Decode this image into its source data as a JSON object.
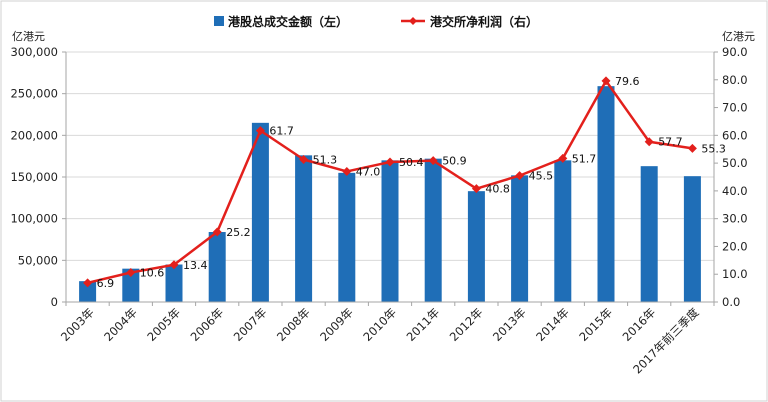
{
  "chart_data": {
    "type": "bar",
    "categories": [
      "2003年",
      "2004年",
      "2005年",
      "2006年",
      "2007年",
      "2008年",
      "2009年",
      "2010年",
      "2011年",
      "2012年",
      "2013年",
      "2014年",
      "2015年",
      "2016年",
      "2017年前三季度"
    ],
    "series": [
      {
        "name": "港股总成交金额（左）",
        "type": "bar",
        "axis": "left",
        "color": "#1F6EB7",
        "values": [
          25000,
          40000,
          45000,
          84000,
          215000,
          176000,
          155000,
          170000,
          172000,
          133000,
          152000,
          170000,
          259000,
          163000,
          151000
        ]
      },
      {
        "name": "港交所净利润（右）",
        "type": "line",
        "axis": "right",
        "color": "#E3201C",
        "values": [
          6.9,
          10.6,
          13.4,
          25.2,
          61.7,
          51.3,
          47.0,
          50.4,
          50.9,
          40.8,
          45.5,
          51.7,
          79.6,
          57.7,
          55.3
        ],
        "data_labels": [
          "6.9",
          "10.6",
          "13.4",
          "25.2",
          "61.7",
          "51.3",
          "47.0",
          "50.4",
          "50.9",
          "40.8",
          "45.5",
          "51.7",
          "79.6",
          "57.7",
          "55.3"
        ]
      }
    ],
    "y_left": {
      "unit": "亿港元",
      "range": [
        0,
        300000
      ],
      "tick_labels": [
        "0",
        "50,000",
        "100,000",
        "150,000",
        "200,000",
        "250,000",
        "300,000"
      ]
    },
    "y_right": {
      "unit": "亿港元",
      "range": [
        0,
        90
      ],
      "tick_labels": [
        "0.0",
        "10.0",
        "20.0",
        "30.0",
        "40.0",
        "50.0",
        "60.0",
        "70.0",
        "80.0",
        "90.0"
      ]
    },
    "grid": true,
    "legend": "top-center",
    "gridline_color": "#D9D9D9",
    "axis_color": "#A6A6A6"
  }
}
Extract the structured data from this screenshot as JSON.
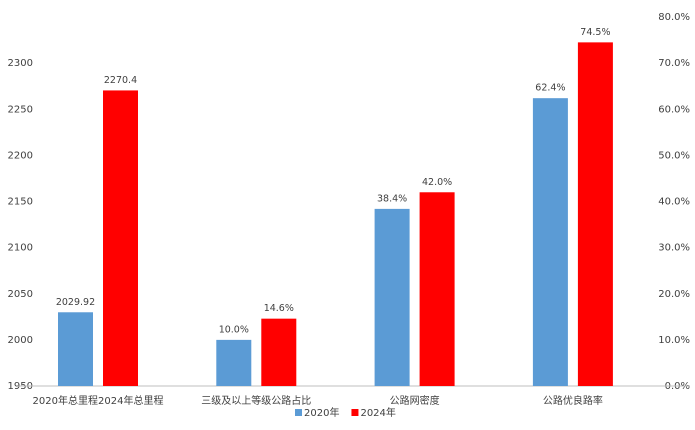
{
  "chart_data": {
    "type": "bar",
    "categories": [
      "2020年总里程2024年总里程",
      "三级及以上等级公路占比",
      "公路网密度",
      "公路优良路率"
    ],
    "point_axes": [
      "y",
      "y2",
      "y2",
      "y2"
    ],
    "series": [
      {
        "name": "2020年",
        "color": "#5b9bd5",
        "values": [
          2029.92,
          10.0,
          38.4,
          62.4
        ],
        "value_labels": [
          "2029.92",
          "10.0%",
          "38.4%",
          "62.4%"
        ]
      },
      {
        "name": "2024年",
        "color": "#ff0000",
        "values": [
          2270.4,
          14.6,
          42.0,
          74.5
        ],
        "value_labels": [
          "2270.4",
          "14.6%",
          "42.0%",
          "74.5%"
        ]
      }
    ],
    "ylim": [
      1950,
      2350
    ],
    "yticks": [
      1950,
      2000,
      2050,
      2100,
      2150,
      2200,
      2250,
      2300
    ],
    "y2lim": [
      0,
      80
    ],
    "y2ticks": [
      {
        "value": 0,
        "label": "0.0%"
      },
      {
        "value": 10,
        "label": "10.0%"
      },
      {
        "value": 20,
        "label": "20.0%"
      },
      {
        "value": 30,
        "label": "30.0%"
      },
      {
        "value": 40,
        "label": "40.0%"
      },
      {
        "value": 50,
        "label": "50.0%"
      },
      {
        "value": 60,
        "label": "60.0%"
      },
      {
        "value": 70,
        "label": "70.0%"
      },
      {
        "value": 80,
        "label": "80.0%"
      }
    ],
    "legend": "bottom"
  }
}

**Set problem:**
Restate the entire listing word for word, excluding pictures.

**Solution below:**
Decode this image into its source data as a JSON object.
{
  "chart_data": {
    "type": "bar",
    "categories": [
      "2003年",
      "2004年",
      "2005年",
      "2006年",
      "2007年",
      "2008年",
      "2009年",
      "2010年",
      "2011年",
      "2012年",
      "2013年",
      "2014年",
      "2015年",
      "2016年",
      "2017年前三季度"
    ],
    "series": [
      {
        "name": "港股总成交金额（左）",
        "type": "bar",
        "axis": "left",
        "color": "#1F6EB7",
        "values": [
          25000,
          40000,
          45000,
          84000,
          215000,
          176000,
          155000,
          170000,
          172000,
          133000,
          152000,
          170000,
          259000,
          163000,
          151000
        ]
      },
      {
        "name": "港交所净利润（右）",
        "type": "line",
        "axis": "right",
        "color": "#E3201C",
        "values": [
          6.9,
          10.6,
          13.4,
          25.2,
          61.7,
          51.3,
          47.0,
          50.4,
          50.9,
          40.8,
          45.5,
          51.7,
          79.6,
          57.7,
          55.3
        ],
        "data_labels": [
          "6.9",
          "10.6",
          "13.4",
          "25.2",
          "61.7",
          "51.3",
          "47.0",
          "50.4",
          "50.9",
          "40.8",
          "45.5",
          "51.7",
          "79.6",
          "57.7",
          "55.3"
        ]
      }
    ],
    "y_left": {
      "unit": "亿港元",
      "range": [
        0,
        300000
      ],
      "tick_labels": [
        "0",
        "50,000",
        "100,000",
        "150,000",
        "200,000",
        "250,000",
        "300,000"
      ]
    },
    "y_right": {
      "unit": "亿港元",
      "range": [
        0,
        90
      ],
      "tick_labels": [
        "0.0",
        "10.0",
        "20.0",
        "30.0",
        "40.0",
        "50.0",
        "60.0",
        "70.0",
        "80.0",
        "90.0"
      ]
    },
    "grid": true,
    "legend": "top-center",
    "gridline_color": "#D9D9D9",
    "axis_color": "#A6A6A6"
  }
}
Extract the structured data from this screenshot as JSON.
{
  "chart_data": {
    "type": "bar",
    "categories": [
      "2020年总里程2024年总里程",
      "三级及以上等级公路占比",
      "公路网密度",
      "公路优良路率"
    ],
    "point_axes": [
      "y",
      "y2",
      "y2",
      "y2"
    ],
    "series": [
      {
        "name": "2020年",
        "color": "#5b9bd5",
        "values": [
          2029.92,
          10.0,
          38.4,
          62.4
        ],
        "value_labels": [
          "2029.92",
          "10.0%",
          "38.4%",
          "62.4%"
        ]
      },
      {
        "name": "2024年",
        "color": "#ff0000",
        "values": [
          2270.4,
          14.6,
          42.0,
          74.5
        ],
        "value_labels": [
          "2270.4",
          "14.6%",
          "42.0%",
          "74.5%"
        ]
      }
    ],
    "ylim": [
      1950,
      2350
    ],
    "yticks": [
      1950,
      2000,
      2050,
      2100,
      2150,
      2200,
      2250,
      2300
    ],
    "y2lim": [
      0,
      80
    ],
    "y2ticks": [
      {
        "value": 0,
        "label": "0.0%"
      },
      {
        "value": 10,
        "label": "10.0%"
      },
      {
        "value": 20,
        "label": "20.0%"
      },
      {
        "value": 30,
        "label": "30.0%"
      },
      {
        "value": 40,
        "label": "40.0%"
      },
      {
        "value": 50,
        "label": "50.0%"
      },
      {
        "value": 60,
        "label": "60.0%"
      },
      {
        "value": 70,
        "label": "70.0%"
      },
      {
        "value": 80,
        "label": "80.0%"
      }
    ],
    "legend": "bottom"
  }
}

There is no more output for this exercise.